§ **Task instructions**:
Only lines with the string "they" matter here; gather them from the material below.

[Data excerpts]
□ □ □
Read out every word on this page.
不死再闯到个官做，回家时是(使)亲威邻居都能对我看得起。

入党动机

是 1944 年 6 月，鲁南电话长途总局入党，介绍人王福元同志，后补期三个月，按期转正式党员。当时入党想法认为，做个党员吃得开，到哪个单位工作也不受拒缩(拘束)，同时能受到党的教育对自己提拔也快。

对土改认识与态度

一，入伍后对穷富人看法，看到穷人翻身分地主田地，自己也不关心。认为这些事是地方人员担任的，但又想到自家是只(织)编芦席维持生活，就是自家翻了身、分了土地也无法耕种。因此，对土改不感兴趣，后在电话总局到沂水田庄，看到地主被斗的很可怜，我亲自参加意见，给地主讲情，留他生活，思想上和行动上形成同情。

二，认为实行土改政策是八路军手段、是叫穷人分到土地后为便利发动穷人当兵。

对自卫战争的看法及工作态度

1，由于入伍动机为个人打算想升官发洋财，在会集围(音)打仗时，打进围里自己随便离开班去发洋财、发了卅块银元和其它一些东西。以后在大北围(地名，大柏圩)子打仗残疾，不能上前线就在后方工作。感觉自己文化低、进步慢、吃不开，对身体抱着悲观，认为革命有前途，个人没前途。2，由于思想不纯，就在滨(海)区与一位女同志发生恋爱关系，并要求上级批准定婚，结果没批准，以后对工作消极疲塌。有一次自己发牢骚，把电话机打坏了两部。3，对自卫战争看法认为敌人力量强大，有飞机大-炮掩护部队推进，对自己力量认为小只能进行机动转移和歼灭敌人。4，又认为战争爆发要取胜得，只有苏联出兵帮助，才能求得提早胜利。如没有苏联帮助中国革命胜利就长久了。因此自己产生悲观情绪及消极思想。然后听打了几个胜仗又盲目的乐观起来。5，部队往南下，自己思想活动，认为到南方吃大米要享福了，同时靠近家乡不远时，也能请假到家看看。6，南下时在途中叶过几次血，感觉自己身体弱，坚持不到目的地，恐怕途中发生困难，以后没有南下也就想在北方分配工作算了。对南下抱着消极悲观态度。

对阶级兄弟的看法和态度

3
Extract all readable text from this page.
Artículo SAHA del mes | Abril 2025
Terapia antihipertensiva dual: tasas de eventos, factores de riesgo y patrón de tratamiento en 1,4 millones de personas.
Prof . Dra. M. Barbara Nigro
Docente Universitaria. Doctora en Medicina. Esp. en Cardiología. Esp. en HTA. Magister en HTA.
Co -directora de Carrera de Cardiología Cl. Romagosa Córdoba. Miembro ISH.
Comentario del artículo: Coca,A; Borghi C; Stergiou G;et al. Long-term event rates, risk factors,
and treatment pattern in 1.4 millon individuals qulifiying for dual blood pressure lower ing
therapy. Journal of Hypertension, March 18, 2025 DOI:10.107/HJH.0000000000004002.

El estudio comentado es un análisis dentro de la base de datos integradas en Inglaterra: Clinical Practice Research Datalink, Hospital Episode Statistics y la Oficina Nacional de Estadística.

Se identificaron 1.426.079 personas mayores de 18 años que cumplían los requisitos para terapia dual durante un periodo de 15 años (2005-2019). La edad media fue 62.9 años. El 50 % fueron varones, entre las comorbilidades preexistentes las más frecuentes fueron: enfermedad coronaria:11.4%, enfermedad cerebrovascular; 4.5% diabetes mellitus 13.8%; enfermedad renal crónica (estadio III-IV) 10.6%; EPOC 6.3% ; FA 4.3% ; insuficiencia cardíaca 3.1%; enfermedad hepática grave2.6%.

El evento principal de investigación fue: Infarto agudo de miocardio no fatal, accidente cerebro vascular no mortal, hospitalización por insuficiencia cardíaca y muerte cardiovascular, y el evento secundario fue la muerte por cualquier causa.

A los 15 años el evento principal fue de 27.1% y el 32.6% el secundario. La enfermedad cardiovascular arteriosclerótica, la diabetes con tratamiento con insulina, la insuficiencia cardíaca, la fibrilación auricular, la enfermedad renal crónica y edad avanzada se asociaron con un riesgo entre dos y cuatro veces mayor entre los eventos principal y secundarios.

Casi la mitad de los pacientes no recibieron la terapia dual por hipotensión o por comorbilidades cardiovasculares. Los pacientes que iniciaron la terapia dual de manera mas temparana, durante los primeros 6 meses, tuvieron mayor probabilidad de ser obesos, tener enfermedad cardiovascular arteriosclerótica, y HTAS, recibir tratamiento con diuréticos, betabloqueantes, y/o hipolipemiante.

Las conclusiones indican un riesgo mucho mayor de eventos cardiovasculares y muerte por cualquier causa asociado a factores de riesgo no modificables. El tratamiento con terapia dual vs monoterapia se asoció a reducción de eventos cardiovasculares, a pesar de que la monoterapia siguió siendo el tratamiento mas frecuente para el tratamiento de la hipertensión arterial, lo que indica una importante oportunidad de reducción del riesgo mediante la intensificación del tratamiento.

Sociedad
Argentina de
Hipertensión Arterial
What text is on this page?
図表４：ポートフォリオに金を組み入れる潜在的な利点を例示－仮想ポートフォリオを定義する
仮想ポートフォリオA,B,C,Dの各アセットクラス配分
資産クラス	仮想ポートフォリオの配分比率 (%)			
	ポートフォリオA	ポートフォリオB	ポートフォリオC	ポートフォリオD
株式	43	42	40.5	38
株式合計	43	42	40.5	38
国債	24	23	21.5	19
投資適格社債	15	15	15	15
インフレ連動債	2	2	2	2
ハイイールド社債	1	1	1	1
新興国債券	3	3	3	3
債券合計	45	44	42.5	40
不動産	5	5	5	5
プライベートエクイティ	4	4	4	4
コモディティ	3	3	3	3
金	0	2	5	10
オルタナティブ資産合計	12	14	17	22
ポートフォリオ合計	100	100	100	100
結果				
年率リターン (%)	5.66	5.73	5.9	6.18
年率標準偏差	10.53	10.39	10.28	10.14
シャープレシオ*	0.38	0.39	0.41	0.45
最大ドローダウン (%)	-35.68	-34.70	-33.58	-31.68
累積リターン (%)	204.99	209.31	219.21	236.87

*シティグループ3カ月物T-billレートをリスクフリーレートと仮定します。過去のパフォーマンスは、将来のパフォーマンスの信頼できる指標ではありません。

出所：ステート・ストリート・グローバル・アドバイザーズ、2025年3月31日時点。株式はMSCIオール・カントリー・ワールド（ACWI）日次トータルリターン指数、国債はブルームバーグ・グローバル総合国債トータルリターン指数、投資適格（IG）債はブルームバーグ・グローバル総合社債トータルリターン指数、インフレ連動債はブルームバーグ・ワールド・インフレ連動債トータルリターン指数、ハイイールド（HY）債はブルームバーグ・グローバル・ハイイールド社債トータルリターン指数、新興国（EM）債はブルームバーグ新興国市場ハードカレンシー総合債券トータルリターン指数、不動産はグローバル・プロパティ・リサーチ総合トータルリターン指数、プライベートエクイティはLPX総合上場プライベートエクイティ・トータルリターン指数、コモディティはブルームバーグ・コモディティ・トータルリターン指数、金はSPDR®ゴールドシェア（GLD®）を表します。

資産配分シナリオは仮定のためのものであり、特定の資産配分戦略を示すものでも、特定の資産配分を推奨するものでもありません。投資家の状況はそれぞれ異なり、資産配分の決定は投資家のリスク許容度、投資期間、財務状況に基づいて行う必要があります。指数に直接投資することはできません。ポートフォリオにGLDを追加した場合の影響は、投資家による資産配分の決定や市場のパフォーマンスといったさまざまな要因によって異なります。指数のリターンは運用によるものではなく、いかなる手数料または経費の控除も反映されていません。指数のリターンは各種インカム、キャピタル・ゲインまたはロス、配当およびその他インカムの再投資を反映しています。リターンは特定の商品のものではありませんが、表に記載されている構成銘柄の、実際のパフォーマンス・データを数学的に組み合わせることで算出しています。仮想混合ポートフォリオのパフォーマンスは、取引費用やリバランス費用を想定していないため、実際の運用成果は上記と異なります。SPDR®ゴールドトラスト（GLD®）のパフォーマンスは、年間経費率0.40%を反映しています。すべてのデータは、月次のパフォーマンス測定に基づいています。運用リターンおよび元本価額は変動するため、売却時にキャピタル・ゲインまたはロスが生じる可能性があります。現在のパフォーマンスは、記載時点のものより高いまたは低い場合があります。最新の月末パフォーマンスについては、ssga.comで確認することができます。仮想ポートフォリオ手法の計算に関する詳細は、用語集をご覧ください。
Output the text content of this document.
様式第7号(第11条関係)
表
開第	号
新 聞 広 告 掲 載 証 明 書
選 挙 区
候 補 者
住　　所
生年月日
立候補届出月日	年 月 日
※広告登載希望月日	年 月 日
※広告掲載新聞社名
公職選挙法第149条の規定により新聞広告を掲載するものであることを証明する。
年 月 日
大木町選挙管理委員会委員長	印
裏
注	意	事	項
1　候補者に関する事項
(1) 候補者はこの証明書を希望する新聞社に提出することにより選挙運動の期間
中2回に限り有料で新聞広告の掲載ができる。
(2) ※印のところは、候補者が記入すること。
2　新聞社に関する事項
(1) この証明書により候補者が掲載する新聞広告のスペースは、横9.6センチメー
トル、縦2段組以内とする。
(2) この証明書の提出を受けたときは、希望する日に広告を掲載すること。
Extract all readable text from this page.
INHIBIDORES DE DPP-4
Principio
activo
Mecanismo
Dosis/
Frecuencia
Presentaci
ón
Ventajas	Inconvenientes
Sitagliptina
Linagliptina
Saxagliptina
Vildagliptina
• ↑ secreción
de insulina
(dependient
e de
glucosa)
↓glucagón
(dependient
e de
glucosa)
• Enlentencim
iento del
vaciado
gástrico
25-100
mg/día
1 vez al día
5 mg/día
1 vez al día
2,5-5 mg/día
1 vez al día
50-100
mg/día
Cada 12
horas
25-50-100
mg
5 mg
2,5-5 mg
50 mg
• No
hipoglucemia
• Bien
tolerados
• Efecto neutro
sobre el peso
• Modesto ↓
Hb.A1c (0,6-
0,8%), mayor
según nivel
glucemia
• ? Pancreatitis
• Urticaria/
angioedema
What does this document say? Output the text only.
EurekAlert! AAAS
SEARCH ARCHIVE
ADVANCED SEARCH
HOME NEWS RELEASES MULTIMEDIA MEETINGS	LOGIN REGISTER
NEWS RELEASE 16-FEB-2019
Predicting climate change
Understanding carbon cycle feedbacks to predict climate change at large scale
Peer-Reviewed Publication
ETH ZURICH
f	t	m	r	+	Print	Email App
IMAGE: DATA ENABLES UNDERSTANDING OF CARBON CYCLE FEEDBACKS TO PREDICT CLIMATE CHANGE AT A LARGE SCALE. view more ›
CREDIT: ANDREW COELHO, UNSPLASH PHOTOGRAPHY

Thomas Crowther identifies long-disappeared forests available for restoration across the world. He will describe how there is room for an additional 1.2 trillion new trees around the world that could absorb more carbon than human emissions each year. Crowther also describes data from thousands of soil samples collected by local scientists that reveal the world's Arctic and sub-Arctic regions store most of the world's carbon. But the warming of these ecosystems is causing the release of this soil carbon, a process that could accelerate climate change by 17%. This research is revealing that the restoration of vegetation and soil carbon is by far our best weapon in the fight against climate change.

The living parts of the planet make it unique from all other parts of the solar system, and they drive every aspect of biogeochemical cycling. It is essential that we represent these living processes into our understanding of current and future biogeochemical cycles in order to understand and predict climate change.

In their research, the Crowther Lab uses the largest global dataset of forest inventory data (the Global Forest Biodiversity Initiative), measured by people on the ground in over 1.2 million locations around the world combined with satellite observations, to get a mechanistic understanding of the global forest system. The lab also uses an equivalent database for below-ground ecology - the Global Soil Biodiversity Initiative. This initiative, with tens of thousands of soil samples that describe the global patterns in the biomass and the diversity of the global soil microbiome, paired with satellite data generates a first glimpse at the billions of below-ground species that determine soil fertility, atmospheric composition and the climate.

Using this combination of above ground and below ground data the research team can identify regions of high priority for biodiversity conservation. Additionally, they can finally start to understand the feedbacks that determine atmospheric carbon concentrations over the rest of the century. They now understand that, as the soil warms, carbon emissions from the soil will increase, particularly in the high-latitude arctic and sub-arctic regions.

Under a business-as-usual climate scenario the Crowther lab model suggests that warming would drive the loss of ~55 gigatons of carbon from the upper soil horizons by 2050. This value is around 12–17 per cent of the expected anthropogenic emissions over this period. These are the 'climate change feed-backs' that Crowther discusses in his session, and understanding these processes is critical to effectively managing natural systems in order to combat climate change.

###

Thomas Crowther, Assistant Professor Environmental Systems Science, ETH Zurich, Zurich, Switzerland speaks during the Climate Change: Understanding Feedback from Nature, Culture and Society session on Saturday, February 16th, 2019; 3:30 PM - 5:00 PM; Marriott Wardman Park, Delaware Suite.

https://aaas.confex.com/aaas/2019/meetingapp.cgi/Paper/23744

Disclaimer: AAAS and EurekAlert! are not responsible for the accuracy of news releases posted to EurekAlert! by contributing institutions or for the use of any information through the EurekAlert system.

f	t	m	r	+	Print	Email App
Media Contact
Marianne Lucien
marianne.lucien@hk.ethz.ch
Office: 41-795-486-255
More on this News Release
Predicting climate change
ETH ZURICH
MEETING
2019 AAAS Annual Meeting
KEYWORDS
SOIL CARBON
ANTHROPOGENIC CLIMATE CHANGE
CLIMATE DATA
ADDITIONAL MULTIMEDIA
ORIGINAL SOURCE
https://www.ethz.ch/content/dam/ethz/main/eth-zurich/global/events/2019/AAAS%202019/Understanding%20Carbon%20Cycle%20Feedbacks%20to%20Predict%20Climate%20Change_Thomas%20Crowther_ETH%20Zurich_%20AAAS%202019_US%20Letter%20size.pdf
□ □ □
§ **Answer to the problem**:
The living parts of the planet make it unique from all other parts of the solar system, and they drive every aspect of biogeochemical cycling. It is essential that we represent these living processes into our understanding of current and future biogeochemical cycles in order to understand and predict climate change.
Using this combination of above ground and below ground data the research team can identify regions of high priority for biodiversity conservation. Additionally, they can finally start to understand the feedbacks that determine atmospheric carbon concentrations over the rest of the century. They now understand that, as the soil warms, carbon emissions from the soil will increase, particularly in the high-latitude arctic and sub-arctic regions.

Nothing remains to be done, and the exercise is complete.